** START OF Entries shown **
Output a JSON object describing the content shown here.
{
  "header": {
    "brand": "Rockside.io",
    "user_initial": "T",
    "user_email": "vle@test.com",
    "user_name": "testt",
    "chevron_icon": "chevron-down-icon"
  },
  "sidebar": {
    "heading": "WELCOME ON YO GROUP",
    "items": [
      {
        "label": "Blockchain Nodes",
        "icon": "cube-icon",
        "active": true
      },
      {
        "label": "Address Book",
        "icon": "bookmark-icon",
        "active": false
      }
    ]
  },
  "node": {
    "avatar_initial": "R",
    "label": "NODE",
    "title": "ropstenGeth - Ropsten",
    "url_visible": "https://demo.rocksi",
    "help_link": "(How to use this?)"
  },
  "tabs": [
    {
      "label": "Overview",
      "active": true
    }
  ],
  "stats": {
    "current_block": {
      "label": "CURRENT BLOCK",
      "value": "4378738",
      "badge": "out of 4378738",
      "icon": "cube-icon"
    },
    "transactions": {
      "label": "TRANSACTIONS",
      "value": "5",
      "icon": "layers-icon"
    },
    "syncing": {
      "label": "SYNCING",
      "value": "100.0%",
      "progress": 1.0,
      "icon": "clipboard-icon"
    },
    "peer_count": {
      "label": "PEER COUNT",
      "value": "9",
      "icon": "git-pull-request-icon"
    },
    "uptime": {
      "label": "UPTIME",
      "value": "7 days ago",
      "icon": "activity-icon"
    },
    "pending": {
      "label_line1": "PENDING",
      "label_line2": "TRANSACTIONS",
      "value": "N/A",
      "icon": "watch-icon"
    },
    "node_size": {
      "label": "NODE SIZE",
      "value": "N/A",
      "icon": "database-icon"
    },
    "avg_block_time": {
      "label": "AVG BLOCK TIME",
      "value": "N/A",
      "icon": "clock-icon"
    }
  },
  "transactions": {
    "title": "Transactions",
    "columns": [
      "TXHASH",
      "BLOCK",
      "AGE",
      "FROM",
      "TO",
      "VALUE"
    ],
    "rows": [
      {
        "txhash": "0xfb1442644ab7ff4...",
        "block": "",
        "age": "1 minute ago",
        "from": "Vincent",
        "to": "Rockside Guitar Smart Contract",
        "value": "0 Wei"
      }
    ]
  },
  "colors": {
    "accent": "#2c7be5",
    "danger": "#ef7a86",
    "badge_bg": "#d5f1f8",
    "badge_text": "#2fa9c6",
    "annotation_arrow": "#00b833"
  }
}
** END OF Entries shown **
Scan the material above. Copy each line that holds the word "title".

    "title": "ropstenGeth - Ropsten",
    "title": "Transactions",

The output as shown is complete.